=== Document segment ===

# Another 5.8 Grams



## jeneje (Aug 25, 2014)

Just melted this today, wanted to share it. This is the first refine dropped with ferrous sulfate, washed with (Harold_V process) dried and melted. I added it to the others and will refine again when i get enough.

Thanks
Ken

sorry it want let me add the photo, whats up?


----------



## Claudie (Aug 25, 2014)

What? Are you just teasing us? :|


----------



## jeneje (Aug 25, 2014)

Claudie said:


> What? Are you just teasing us? :|


Claudie, i have answered the question but it want load the pic. I don't know what is going on.
Ken


----------



## cnbarr (Aug 25, 2014)

Here you go Ken!


----------



## jeneje (Aug 25, 2014)

cnbarr said:


> Here you go Ken!


Thanks Chris, that;s it :mrgreen: 
Ken


----------



## Claudie (Aug 25, 2014)

Very nice!


----------



## butcher (Aug 25, 2014)

That is a nice button jeneje, I was going to ask how much it weighed until I read the title of the thread.


----------



## Harold_V (Aug 26, 2014)

Very nice, in particular for a first refining. Good color, nice surface finish and acceptable pipe. All would be lacking if the purity was down by much. 

Harold


----------



## jeneje (Aug 26, 2014)

Thanks guys, I will say, if new member don't read much here - they should read how Harold washes the gold. It does make a difference in how it comes out. Thanks Harold.

Ken


----------

=== Source material ===

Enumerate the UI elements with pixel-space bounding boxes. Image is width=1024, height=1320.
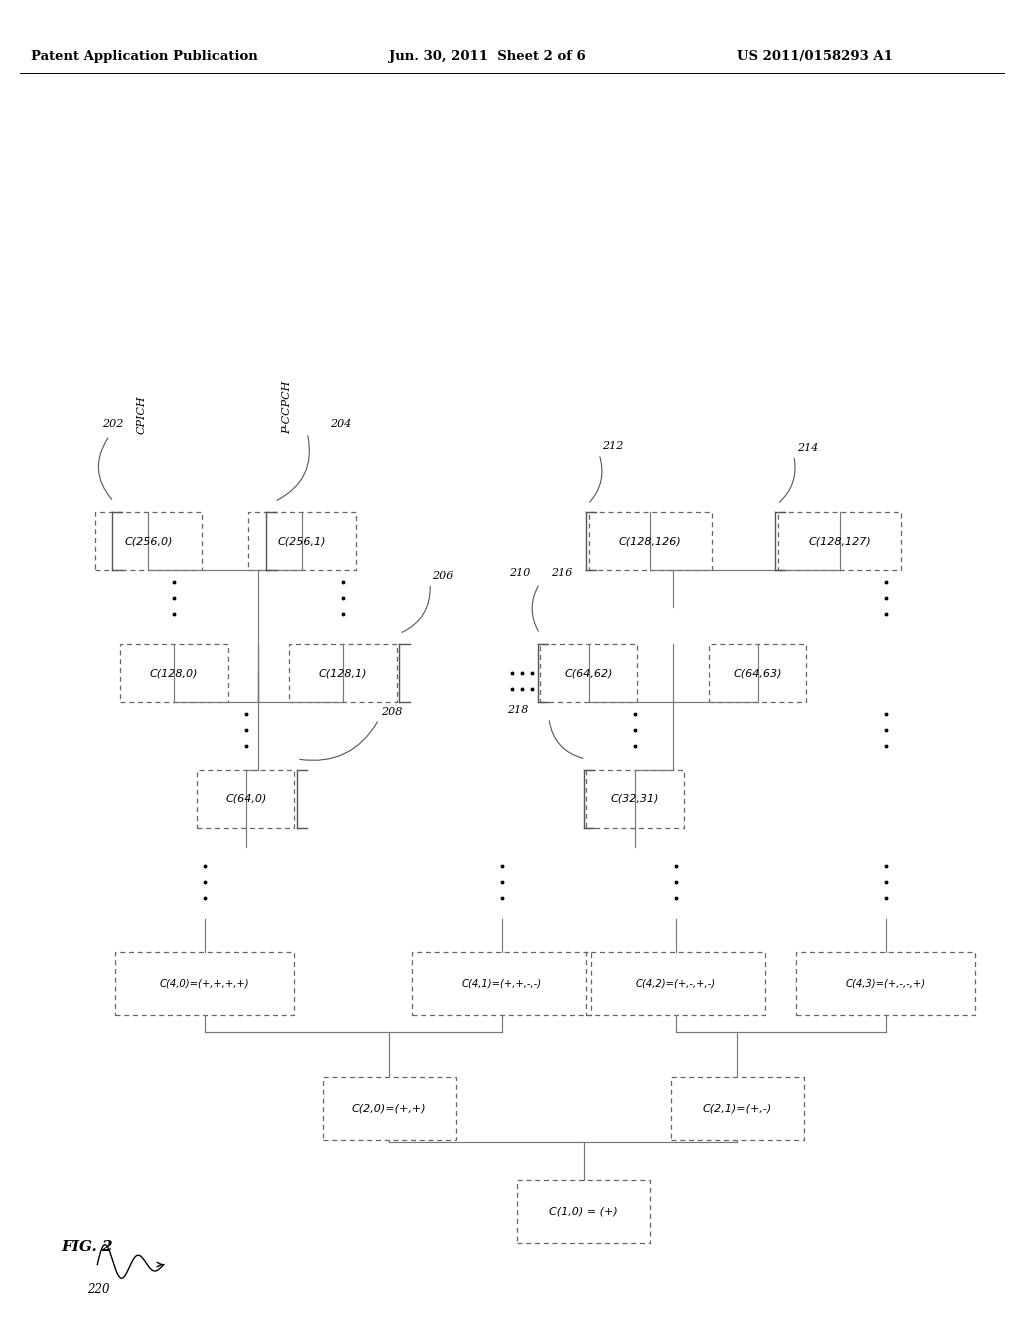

===

* **Problems and tasks**
A: In the gold-refining thread, translate the sentence "It does make a difference in how it comes out." into Spanish.
B: List every username that posts in the gold-refining thread.
C: According to the gold-refining thread, what was the first refine dropped with?

* **Answers to the exercise**
A: Realmente marca una diferencia en cómo sale.

B: jeneje, Claudie, cnbarr, butcher, Harold_V

C: Ferrous sulfate.